* **GIVEN EXERCISE**: Copy out every record below with complete accuracy.
-- Begin RECORD SET --
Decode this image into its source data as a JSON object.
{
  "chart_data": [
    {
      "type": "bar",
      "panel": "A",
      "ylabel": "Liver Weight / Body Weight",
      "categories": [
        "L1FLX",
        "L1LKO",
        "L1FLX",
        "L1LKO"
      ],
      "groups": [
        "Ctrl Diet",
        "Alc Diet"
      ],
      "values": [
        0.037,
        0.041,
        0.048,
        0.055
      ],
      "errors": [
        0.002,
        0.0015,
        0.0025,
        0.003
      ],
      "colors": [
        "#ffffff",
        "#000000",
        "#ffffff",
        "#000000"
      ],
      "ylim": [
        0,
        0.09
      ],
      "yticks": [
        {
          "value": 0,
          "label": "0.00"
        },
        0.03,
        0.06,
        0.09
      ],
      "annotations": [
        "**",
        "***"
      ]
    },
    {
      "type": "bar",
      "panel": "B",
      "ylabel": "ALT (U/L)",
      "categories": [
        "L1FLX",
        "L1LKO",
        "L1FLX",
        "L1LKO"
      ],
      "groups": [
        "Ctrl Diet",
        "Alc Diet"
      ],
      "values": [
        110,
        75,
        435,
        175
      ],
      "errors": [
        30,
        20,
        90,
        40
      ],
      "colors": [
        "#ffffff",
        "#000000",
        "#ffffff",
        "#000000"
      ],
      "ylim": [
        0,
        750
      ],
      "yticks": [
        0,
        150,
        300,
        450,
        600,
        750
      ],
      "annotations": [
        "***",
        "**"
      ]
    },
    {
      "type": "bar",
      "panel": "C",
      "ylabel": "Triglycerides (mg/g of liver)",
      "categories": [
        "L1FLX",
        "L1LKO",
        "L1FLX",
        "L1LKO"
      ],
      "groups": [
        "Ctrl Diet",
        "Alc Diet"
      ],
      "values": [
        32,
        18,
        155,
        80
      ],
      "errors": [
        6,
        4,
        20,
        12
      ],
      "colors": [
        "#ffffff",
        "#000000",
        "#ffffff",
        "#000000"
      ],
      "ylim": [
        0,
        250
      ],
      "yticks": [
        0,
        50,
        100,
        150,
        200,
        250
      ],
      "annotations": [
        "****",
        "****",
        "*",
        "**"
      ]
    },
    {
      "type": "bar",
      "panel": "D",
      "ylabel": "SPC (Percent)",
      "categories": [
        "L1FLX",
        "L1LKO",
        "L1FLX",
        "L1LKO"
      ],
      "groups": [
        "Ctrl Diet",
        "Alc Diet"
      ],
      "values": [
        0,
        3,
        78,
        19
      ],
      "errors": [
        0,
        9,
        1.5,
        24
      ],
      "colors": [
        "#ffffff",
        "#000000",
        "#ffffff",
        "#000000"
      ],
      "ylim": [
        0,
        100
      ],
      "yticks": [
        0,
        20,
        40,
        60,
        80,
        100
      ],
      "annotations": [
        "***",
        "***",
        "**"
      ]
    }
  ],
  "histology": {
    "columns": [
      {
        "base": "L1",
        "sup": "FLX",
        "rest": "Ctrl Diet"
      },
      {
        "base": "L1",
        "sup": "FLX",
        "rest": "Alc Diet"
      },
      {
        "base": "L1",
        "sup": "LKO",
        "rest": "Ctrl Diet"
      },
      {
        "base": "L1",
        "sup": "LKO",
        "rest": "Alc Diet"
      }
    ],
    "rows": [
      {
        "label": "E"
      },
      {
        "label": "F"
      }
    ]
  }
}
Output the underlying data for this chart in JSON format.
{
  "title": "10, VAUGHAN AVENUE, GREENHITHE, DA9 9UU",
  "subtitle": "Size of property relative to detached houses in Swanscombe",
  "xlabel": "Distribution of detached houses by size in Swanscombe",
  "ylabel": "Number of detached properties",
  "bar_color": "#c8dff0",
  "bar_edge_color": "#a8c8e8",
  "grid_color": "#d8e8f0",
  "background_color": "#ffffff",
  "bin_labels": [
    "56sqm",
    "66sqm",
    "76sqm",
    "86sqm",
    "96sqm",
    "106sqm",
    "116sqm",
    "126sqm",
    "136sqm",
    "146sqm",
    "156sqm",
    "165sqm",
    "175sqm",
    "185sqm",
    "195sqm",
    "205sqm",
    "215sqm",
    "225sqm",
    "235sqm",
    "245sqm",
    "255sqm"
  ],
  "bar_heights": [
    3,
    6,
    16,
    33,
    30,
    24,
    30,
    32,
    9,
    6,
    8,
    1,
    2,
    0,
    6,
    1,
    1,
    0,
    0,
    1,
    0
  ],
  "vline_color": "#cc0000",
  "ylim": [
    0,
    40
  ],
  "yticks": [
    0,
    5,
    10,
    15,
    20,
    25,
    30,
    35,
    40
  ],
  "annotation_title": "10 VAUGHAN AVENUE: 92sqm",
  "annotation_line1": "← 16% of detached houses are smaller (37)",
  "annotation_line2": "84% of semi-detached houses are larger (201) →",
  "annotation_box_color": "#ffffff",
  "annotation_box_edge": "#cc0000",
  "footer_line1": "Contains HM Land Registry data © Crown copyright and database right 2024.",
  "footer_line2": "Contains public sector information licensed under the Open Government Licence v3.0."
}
-- End RECORD SET --
* **COMPLETE OUTPUT**:
Decode this image into its source data as a JSON object.
{
  "chart_data": [
    {
      "type": "bar",
      "panel": "A",
      "ylabel": "Liver Weight / Body Weight",
      "categories": [
        "L1FLX",
        "L1LKO",
        "L1FLX",
        "L1LKO"
      ],
      "groups": [
        "Ctrl Diet",
        "Alc Diet"
      ],
      "values": [
        0.037,
        0.041,
        0.048,
        0.055
      ],
      "errors": [
        0.002,
        0.0015,
        0.0025,
        0.003
      ],
      "colors": [
        "#ffffff",
        "#000000",
        "#ffffff",
        "#000000"
      ],
      "ylim": [
        0,
        0.09
      ],
      "yticks": [
        {
          "value": 0,
          "label": "0.00"
        },
        0.03,
        0.06,
        0.09
      ],
      "annotations": [
        "**",
        "***"
      ]
    },
    {
      "type": "bar",
      "panel": "B",
      "ylabel": "ALT (U/L)",
      "categories": [
        "L1FLX",
        "L1LKO",
        "L1FLX",
        "L1LKO"
      ],
      "groups": [
        "Ctrl Diet",
        "Alc Diet"
      ],
      "values": [
        110,
        75,
        435,
        175
      ],
      "errors": [
        30,
        20,
        90,
        40
      ],
      "colors": [
        "#ffffff",
        "#000000",
        "#ffffff",
        "#000000"
      ],
      "ylim": [
        0,
        750
      ],
      "yticks": [
        0,
        150,
        300,
        450,
        600,
        750
      ],
      "annotations": [
        "***",
        "**"
      ]
    },
    {
      "type": "bar",
      "panel": "C",
      "ylabel": "Triglycerides (mg/g of liver)",
      "categories": [
        "L1FLX",
        "L1LKO",
        "L1FLX",
        "L1LKO"
      ],
      "groups": [
        "Ctrl Diet",
        "Alc Diet"
      ],
      "values": [
        32,
        18,
        155,
        80
      ],
      "errors": [
        6,
        4,
        20,
        12
      ],
      "colors": [
        "#ffffff",
        "#000000",
        "#ffffff",
        "#000000"
      ],
      "ylim": [
        0,
        250
      ],
      "yticks": [
        0,
        50,
        100,
        150,
        200,
        250
      ],
      "annotations": [
        "****",
        "****",
        "*",
        "**"
      ]
    },
    {
      "type": "bar",
      "panel": "D",
      "ylabel": "SPC (Percent)",
      "categories": [
        "L1FLX",
        "L1LKO",
        "L1FLX",
        "L1LKO"
      ],
      "groups": [
        "Ctrl Diet",
        "Alc Diet"
      ],
      "values": [
        0,
        3,
        78,
        19
      ],
      "errors": [
        0,
        9,
        1.5,
        24
      ],
      "colors": [
        "#ffffff",
        "#000000",
        "#ffffff",
        "#000000"
      ],
      "ylim": [
        0,
        100
      ],
      "yticks": [
        0,
        20,
        40,
        60,
        80,
        100
      ],
      "annotations": [
        "***",
        "***",
        "**"
      ]
    }
  ],
  "histology": {
    "columns": [
      {
        "base": "L1",
        "sup": "FLX",
        "rest": "Ctrl Diet"
      },
      {
        "base": "L1",
        "sup": "FLX",
        "rest": "Alc Diet"
      },
      {
        "base": "L1",
        "sup": "LKO",
        "rest": "Ctrl Diet"
      },
      {
        "base": "L1",
        "sup": "LKO",
        "rest": "Alc Diet"
      }
    ],
    "rows": [
      {
        "label": "E"
      },
      {
        "label": "F"
      }
    ]
  }
}
Output the underlying data for this chart in JSON format.
{
  "title": "10, VAUGHAN AVENUE, GREENHITHE, DA9 9UU",
  "subtitle": "Size of property relative to detached houses in Swanscombe",
  "xlabel": "Distribution of detached houses by size in Swanscombe",
  "ylabel": "Number of detached properties",
  "bar_color": "#c8dff0",
  "bar_edge_color": "#a8c8e8",
  "grid_color": "#d8e8f0",
  "background_color": "#ffffff",
  "bin_labels": [
    "56sqm",
    "66sqm",
    "76sqm",
    "86sqm",
    "96sqm",
    "106sqm",
    "116sqm",
    "126sqm",
    "136sqm",
    "146sqm",
    "156sqm",
    "165sqm",
    "175sqm",
    "185sqm",
    "195sqm",
    "205sqm",
    "215sqm",
    "225sqm",
    "235sqm",
    "245sqm",
    "255sqm"
  ],
  "bar_heights": [
    3,
    6,
    16,
    33,
    30,
    24,
    30,
    32,
    9,
    6,
    8,
    1,
    2,
    0,
    6,
    1,
    1,
    0,
    0,
    1,
    0
  ],
  "vline_color": "#cc0000",
  "ylim": [
    0,
    40
  ],
  "yticks": [
    0,
    5,
    10,
    15,
    20,
    25,
    30,
    35,
    40
  ],
  "annotation_title": "10 VAUGHAN AVENUE: 92sqm",
  "annotation_line1": "← 16% of detached houses are smaller (37)",
  "annotation_line2": "84% of semi-detached houses are larger (201) →",
  "annotation_box_color": "#ffffff",
  "annotation_box_edge": "#cc0000",
  "footer_line1": "Contains HM Land Registry data © Crown copyright and database right 2024.",
  "footer_line2": "Contains public sector information licensed under the Open Government Licence v3.0."
}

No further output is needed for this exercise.